§ Requirements:
All the entries need to be quoted exactly, apart from the pictures, which you should drop.

Part of a data file

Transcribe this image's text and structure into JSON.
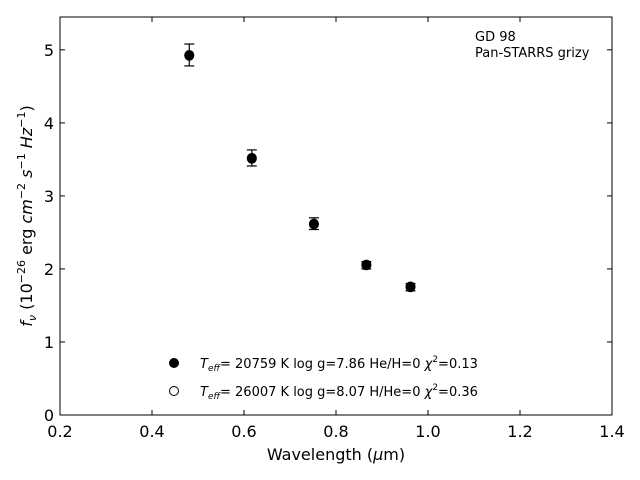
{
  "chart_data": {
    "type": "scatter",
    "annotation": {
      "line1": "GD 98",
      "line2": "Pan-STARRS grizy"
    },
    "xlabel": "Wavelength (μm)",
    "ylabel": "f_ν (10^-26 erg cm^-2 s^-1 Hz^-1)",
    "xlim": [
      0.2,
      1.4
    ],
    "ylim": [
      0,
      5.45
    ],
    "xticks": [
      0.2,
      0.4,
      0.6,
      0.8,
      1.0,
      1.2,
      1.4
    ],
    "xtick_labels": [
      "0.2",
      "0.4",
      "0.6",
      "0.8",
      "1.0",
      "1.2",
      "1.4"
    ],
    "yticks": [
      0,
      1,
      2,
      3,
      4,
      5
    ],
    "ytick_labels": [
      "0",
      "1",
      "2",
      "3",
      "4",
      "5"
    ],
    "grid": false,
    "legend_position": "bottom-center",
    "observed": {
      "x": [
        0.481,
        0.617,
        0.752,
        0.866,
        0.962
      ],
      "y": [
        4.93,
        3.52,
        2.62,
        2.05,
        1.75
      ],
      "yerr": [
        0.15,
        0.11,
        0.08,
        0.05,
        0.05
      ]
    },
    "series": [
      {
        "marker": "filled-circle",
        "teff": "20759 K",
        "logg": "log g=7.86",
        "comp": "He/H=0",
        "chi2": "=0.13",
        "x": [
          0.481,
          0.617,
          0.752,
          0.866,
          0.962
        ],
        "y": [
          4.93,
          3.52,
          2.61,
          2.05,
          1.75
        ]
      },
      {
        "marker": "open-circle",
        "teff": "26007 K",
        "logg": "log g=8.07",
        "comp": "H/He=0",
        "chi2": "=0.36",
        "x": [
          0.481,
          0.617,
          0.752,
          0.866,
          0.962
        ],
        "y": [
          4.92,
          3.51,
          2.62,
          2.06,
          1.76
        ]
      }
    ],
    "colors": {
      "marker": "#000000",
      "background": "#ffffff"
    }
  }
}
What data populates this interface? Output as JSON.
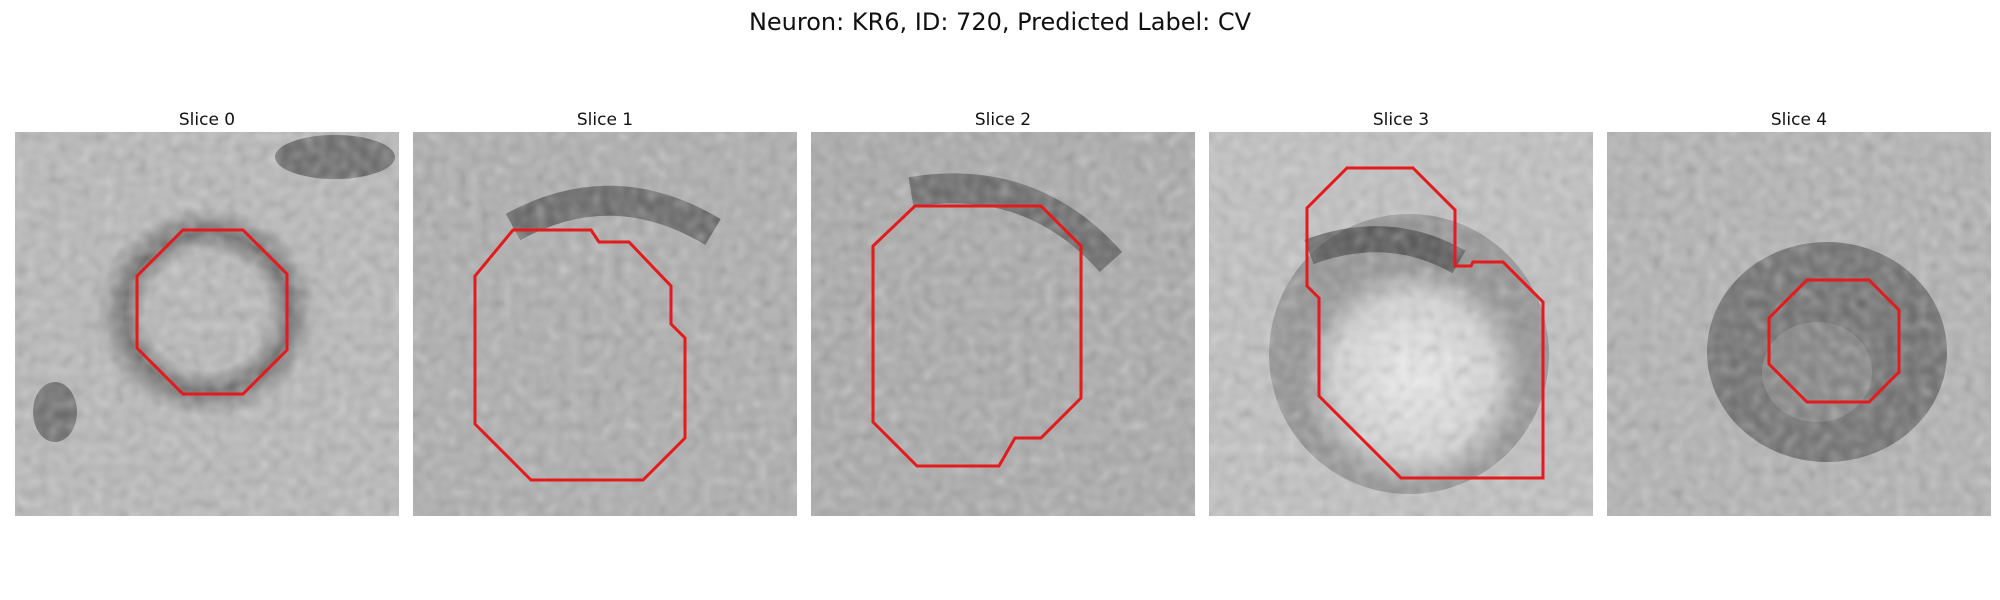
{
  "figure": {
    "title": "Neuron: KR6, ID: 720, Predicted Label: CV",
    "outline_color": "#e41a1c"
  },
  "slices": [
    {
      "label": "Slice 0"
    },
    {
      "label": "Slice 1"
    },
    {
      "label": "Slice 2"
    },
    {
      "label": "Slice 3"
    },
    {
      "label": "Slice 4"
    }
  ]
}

§ Expected answer:
Transcribe this image's text and structure into JSON.
{
  "chart_data": {
    "type": "scatter",
    "annotation": {
      "line1": "GD 98",
      "line2": "Pan-STARRS grizy"
    },
    "xlabel": "Wavelength (μm)",
    "ylabel": "f_ν (10^-26 erg cm^-2 s^-1 Hz^-1)",
    "xlim": [
      0.2,
      1.4
    ],
    "ylim": [
      0,
      5.45
    ],
    "xticks": [
      0.2,
      0.4,
      0.6,
      0.8,
      1.0,
      1.2,
      1.4
    ],
    "xtick_labels": [
      "0.2",
      "0.4",
      "0.6",
      "0.8",
      "1.0",
      "1.2",
      "1.4"
    ],
    "yticks": [
      0,
      1,
      2,
      3,
      4,
      5
    ],
    "ytick_labels": [
      "0",
      "1",
      "2",
      "3",
      "4",
      "5"
    ],
    "grid": false,
    "legend_position": "bottom-center",
    "observed": {
      "x": [
        0.481,
        0.617,
        0.752,
        0.866,
        0.962
      ],
      "y": [
        4.93,
        3.52,
        2.62,
        2.05,
        1.75
      ],
      "yerr": [
        0.15,
        0.11,
        0.08,
        0.05,
        0.05
      ]
    },
    "series": [
      {
        "marker": "filled-circle",
        "teff": "20759 K",
        "logg": "log g=7.86",
        "comp": "He/H=0",
        "chi2": "=0.13",
        "x": [
          0.481,
          0.617,
          0.752,
          0.866,
          0.962
        ],
        "y": [
          4.93,
          3.52,
          2.61,
          2.05,
          1.75
        ]
      },
      {
        "marker": "open-circle",
        "teff": "26007 K",
        "logg": "log g=8.07",
        "comp": "H/He=0",
        "chi2": "=0.36",
        "x": [
          0.481,
          0.617,
          0.752,
          0.866,
          0.962
        ],
        "y": [
          4.92,
          3.51,
          2.62,
          2.06,
          1.76
        ]
      }
    ],
    "colors": {
      "marker": "#000000",
      "background": "#ffffff"
    }
  }
}
What data populates this interface? Output as JSON.
{
  "figure": {
    "title": "Neuron: KR6, ID: 720, Predicted Label: CV",
    "outline_color": "#e41a1c"
  },
  "slices": [
    {
      "label": "Slice 0"
    },
    {
      "label": "Slice 1"
    },
    {
      "label": "Slice 2"
    },
    {
      "label": "Slice 3"
    },
    {
      "label": "Slice 4"
    }
  ]
}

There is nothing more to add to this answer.